>> BEGIN SUPPLIED MATERIAL
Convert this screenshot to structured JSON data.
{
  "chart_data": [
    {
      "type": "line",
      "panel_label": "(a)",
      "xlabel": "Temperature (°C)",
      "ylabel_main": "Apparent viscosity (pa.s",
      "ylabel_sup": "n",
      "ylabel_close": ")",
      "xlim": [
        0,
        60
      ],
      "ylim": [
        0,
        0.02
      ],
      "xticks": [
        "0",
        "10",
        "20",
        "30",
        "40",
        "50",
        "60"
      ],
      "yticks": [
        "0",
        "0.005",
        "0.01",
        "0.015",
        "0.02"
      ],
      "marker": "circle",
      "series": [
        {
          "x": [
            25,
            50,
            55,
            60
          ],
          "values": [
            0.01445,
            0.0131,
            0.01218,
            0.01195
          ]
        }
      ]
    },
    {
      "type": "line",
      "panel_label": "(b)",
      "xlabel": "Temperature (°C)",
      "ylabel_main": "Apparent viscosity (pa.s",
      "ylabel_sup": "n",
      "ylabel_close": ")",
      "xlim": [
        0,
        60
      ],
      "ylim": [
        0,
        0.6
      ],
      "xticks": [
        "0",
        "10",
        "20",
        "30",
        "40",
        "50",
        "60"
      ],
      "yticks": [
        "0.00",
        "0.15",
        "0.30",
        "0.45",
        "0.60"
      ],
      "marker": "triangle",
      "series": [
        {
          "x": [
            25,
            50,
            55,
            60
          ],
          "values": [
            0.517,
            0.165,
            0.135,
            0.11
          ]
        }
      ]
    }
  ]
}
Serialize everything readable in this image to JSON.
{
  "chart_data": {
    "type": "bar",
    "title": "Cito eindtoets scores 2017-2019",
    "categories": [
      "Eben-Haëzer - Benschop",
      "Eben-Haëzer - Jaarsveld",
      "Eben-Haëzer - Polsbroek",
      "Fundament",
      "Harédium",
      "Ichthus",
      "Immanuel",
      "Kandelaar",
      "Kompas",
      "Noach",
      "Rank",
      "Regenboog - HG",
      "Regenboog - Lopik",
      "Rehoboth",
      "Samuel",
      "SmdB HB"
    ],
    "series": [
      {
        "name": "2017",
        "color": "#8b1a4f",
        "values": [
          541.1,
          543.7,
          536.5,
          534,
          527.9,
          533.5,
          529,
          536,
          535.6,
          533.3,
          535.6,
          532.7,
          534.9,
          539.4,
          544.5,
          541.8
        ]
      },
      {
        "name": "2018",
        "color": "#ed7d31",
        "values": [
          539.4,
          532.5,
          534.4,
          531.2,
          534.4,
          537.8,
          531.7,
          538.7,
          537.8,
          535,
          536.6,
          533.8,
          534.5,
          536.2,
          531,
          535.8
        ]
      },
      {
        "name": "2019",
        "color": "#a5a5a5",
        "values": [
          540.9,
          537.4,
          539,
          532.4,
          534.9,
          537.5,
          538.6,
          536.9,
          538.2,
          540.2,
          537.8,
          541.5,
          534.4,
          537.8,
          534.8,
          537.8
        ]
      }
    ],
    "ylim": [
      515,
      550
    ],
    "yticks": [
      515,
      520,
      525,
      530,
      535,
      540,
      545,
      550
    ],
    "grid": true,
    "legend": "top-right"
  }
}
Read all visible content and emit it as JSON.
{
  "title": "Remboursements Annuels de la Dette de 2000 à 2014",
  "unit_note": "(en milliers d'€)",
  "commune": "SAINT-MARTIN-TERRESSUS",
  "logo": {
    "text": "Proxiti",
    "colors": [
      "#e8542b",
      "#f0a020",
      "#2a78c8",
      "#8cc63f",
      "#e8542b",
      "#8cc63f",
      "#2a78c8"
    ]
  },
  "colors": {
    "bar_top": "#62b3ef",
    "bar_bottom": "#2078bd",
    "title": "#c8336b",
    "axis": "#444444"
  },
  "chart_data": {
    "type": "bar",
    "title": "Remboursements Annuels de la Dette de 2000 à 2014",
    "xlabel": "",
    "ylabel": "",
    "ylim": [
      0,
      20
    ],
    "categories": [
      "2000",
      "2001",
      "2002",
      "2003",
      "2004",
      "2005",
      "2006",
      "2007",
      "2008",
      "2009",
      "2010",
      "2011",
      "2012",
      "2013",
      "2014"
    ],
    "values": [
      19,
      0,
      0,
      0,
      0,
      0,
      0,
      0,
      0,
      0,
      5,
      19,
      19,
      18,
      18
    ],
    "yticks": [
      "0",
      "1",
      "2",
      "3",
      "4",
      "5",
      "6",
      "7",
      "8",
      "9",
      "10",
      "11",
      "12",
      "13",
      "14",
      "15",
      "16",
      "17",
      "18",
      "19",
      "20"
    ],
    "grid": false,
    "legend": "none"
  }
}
>> END SUPPLIED MATERIAL
### AIM
Print the material above once more, exactly.

### SOLUTION TO THIS TASK
Convert this screenshot to structured JSON data.
{
  "chart_data": [
    {
      "type": "line",
      "panel_label": "(a)",
      "xlabel": "Temperature (°C)",
      "ylabel_main": "Apparent viscosity (pa.s",
      "ylabel_sup": "n",
      "ylabel_close": ")",
      "xlim": [
        0,
        60
      ],
      "ylim": [
        0,
        0.02
      ],
      "xticks": [
        "0",
        "10",
        "20",
        "30",
        "40",
        "50",
        "60"
      ],
      "yticks": [
        "0",
        "0.005",
        "0.01",
        "0.015",
        "0.02"
      ],
      "marker": "circle",
      "series": [
        {
          "x": [
            25,
            50,
            55,
            60
          ],
          "values": [
            0.01445,
            0.0131,
            0.01218,
            0.01195
          ]
        }
      ]
    },
    {
      "type": "line",
      "panel_label": "(b)",
      "xlabel": "Temperature (°C)",
      "ylabel_main": "Apparent viscosity (pa.s",
      "ylabel_sup": "n",
      "ylabel_close": ")",
      "xlim": [
        0,
        60
      ],
      "ylim": [
        0,
        0.6
      ],
      "xticks": [
        "0",
        "10",
        "20",
        "30",
        "40",
        "50",
        "60"
      ],
      "yticks": [
        "0.00",
        "0.15",
        "0.30",
        "0.45",
        "0.60"
      ],
      "marker": "triangle",
      "series": [
        {
          "x": [
            25,
            50,
            55,
            60
          ],
          "values": [
            0.517,
            0.165,
            0.135,
            0.11
          ]
        }
      ]
    }
  ]
}
Serialize everything readable in this image to JSON.
{
  "chart_data": {
    "type": "bar",
    "title": "Cito eindtoets scores 2017-2019",
    "categories": [
      "Eben-Haëzer - Benschop",
      "Eben-Haëzer - Jaarsveld",
      "Eben-Haëzer - Polsbroek",
      "Fundament",
      "Harédium",
      "Ichthus",
      "Immanuel",
      "Kandelaar",
      "Kompas",
      "Noach",
      "Rank",
      "Regenboog - HG",
      "Regenboog - Lopik",
      "Rehoboth",
      "Samuel",
      "SmdB HB"
    ],
    "series": [
      {
        "name": "2017",
        "color": "#8b1a4f",
        "values": [
          541.1,
          543.7,
          536.5,
          534,
          527.9,
          533.5,
          529,
          536,
          535.6,
          533.3,
          535.6,
          532.7,
          534.9,
          539.4,
          544.5,
          541.8
        ]
      },
      {
        "name": "2018",
        "color": "#ed7d31",
        "values": [
          539.4,
          532.5,
          534.4,
          531.2,
          534.4,
          537.8,
          531.7,
          538.7,
          537.8,
          535,
          536.6,
          533.8,
          534.5,
          536.2,
          531,
          535.8
        ]
      },
      {
        "name": "2019",
        "color": "#a5a5a5",
        "values": [
          540.9,
          537.4,
          539,
          532.4,
          534.9,
          537.5,
          538.6,
          536.9,
          538.2,
          540.2,
          537.8,
          541.5,
          534.4,
          537.8,
          534.8,
          537.8
        ]
      }
    ],
    "ylim": [
      515,
      550
    ],
    "yticks": [
      515,
      520,
      525,
      530,
      535,
      540,
      545,
      550
    ],
    "grid": true,
    "legend": "top-right"
  }
}
Read all visible content and emit it as JSON.
{
  "title": "Remboursements Annuels de la Dette de 2000 à 2014",
  "unit_note": "(en milliers d'€)",
  "commune": "SAINT-MARTIN-TERRESSUS",
  "logo": {
    "text": "Proxiti",
    "colors": [
      "#e8542b",
      "#f0a020",
      "#2a78c8",
      "#8cc63f",
      "#e8542b",
      "#8cc63f",
      "#2a78c8"
    ]
  },
  "colors": {
    "bar_top": "#62b3ef",
    "bar_bottom": "#2078bd",
    "title": "#c8336b",
    "axis": "#444444"
  },
  "chart_data": {
    "type": "bar",
    "title": "Remboursements Annuels de la Dette de 2000 à 2014",
    "xlabel": "",
    "ylabel": "",
    "ylim": [
      0,
      20
    ],
    "categories": [
      "2000",
      "2001",
      "2002",
      "2003",
      "2004",
      "2005",
      "2006",
      "2007",
      "2008",
      "2009",
      "2010",
      "2011",
      "2012",
      "2013",
      "2014"
    ],
    "values": [
      19,
      0,
      0,
      0,
      0,
      0,
      0,
      0,
      0,
      0,
      5,
      19,
      19,
      18,
      18
    ],
    "yticks": [
      "0",
      "1",
      "2",
      "3",
      "4",
      "5",
      "6",
      "7",
      "8",
      "9",
      "10",
      "11",
      "12",
      "13",
      "14",
      "15",
      "16",
      "17",
      "18",
      "19",
      "20"
    ],
    "grid": false,
    "legend": "none"
  }
}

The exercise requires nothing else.